* THE REQUEST *
Look through the data below. Pick out the lines holding the string "text".

Stored data entries
%%

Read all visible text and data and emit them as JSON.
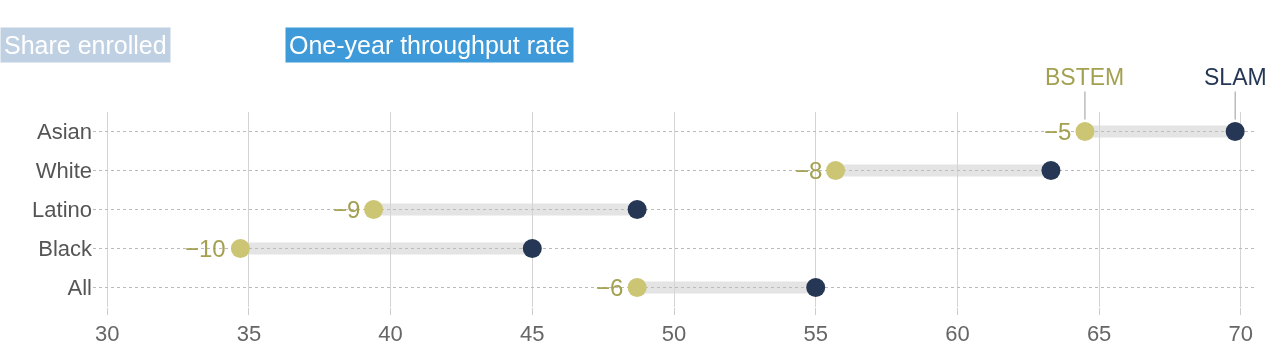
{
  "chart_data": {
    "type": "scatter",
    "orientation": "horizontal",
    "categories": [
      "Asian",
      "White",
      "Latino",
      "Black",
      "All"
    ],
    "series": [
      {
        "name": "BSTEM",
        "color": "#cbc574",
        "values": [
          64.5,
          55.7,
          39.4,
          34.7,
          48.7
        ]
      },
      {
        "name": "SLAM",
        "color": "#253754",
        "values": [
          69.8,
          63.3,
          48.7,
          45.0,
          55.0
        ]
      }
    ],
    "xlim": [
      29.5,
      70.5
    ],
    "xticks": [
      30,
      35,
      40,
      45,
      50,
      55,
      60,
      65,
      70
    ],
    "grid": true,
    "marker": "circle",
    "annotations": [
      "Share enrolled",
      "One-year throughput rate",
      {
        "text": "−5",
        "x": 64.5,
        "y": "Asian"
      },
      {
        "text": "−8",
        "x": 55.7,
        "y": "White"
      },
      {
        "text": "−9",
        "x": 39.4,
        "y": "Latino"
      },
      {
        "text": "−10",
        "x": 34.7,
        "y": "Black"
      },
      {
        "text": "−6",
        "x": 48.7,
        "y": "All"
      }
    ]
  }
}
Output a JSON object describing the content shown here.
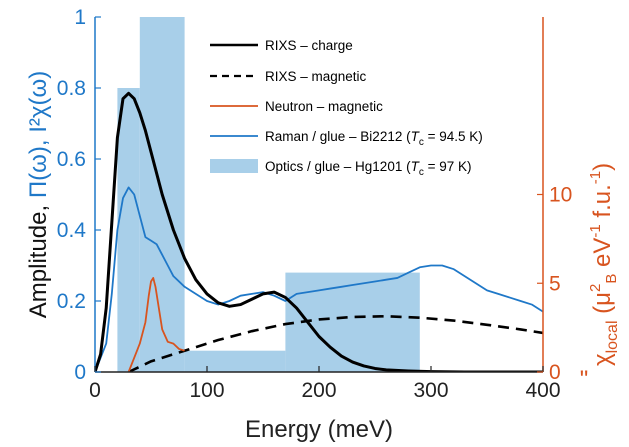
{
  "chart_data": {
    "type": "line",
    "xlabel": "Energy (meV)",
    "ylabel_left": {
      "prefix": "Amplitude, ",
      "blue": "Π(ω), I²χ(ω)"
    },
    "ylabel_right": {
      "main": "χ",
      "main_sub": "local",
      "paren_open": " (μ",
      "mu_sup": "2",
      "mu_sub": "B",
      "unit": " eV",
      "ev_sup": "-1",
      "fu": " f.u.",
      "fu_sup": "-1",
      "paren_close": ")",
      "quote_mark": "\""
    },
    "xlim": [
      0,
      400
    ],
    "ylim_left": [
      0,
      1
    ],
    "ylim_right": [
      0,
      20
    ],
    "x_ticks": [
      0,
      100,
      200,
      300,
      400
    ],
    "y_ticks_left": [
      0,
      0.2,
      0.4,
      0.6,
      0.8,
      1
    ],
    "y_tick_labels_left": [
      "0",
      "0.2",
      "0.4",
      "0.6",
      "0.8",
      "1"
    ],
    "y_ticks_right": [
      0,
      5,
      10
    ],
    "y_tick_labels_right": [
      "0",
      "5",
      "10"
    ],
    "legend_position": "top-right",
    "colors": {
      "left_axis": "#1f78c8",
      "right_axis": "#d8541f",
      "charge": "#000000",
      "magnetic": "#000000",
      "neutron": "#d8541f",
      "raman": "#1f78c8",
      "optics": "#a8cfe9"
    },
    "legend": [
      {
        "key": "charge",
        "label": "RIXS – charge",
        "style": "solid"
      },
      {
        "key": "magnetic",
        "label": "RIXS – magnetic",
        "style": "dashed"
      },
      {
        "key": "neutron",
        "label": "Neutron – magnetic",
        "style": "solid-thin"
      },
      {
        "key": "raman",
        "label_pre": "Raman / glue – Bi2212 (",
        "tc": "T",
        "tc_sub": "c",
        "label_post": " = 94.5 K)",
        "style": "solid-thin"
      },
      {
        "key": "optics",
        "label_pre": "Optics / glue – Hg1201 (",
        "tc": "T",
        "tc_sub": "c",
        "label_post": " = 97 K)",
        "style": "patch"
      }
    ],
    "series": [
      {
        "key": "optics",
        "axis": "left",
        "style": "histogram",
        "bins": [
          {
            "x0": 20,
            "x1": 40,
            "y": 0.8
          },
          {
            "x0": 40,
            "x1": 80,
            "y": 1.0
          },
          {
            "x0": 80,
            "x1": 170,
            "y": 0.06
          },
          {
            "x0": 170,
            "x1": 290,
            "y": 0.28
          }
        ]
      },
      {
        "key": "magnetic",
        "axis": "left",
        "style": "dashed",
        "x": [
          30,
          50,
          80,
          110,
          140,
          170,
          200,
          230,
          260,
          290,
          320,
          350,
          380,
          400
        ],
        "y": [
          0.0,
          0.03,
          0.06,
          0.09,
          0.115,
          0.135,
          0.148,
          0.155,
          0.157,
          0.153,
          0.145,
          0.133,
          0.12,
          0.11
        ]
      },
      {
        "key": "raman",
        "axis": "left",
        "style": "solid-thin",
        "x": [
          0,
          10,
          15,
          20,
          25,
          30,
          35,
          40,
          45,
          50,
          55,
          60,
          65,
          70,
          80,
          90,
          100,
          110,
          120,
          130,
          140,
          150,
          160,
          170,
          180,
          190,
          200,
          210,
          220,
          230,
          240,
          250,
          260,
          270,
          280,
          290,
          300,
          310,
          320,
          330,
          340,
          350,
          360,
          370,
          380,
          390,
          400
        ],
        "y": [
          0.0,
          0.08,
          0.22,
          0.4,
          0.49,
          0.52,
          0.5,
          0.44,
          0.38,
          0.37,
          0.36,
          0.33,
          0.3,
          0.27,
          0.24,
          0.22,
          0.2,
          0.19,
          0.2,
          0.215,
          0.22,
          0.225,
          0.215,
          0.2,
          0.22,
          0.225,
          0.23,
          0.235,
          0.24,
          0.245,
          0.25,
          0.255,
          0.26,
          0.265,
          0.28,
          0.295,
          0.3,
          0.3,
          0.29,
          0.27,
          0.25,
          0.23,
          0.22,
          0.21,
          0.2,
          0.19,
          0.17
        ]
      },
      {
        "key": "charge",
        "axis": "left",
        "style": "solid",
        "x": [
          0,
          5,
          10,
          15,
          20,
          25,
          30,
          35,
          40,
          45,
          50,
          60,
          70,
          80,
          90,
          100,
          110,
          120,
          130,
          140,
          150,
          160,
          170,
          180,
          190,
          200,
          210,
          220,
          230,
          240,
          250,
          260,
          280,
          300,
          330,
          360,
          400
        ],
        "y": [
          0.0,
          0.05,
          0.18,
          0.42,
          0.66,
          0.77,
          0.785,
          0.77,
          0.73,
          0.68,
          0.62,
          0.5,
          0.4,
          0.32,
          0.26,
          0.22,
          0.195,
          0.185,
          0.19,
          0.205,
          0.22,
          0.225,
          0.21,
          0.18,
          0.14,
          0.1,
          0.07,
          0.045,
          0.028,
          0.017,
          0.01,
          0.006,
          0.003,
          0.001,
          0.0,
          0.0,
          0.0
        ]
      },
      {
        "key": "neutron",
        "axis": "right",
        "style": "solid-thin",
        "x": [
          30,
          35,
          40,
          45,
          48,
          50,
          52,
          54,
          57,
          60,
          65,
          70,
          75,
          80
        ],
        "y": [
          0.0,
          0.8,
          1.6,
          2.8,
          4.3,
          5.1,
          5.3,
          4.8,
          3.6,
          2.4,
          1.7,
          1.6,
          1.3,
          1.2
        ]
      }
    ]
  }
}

%%

* RESULT OF THIS EXERCISE *
Read all visible text and data and emit them as JSON.
        "text": "−5",
        "text": "−8",
        "text": "−9",
        "text": "−10",
        "text": "−6",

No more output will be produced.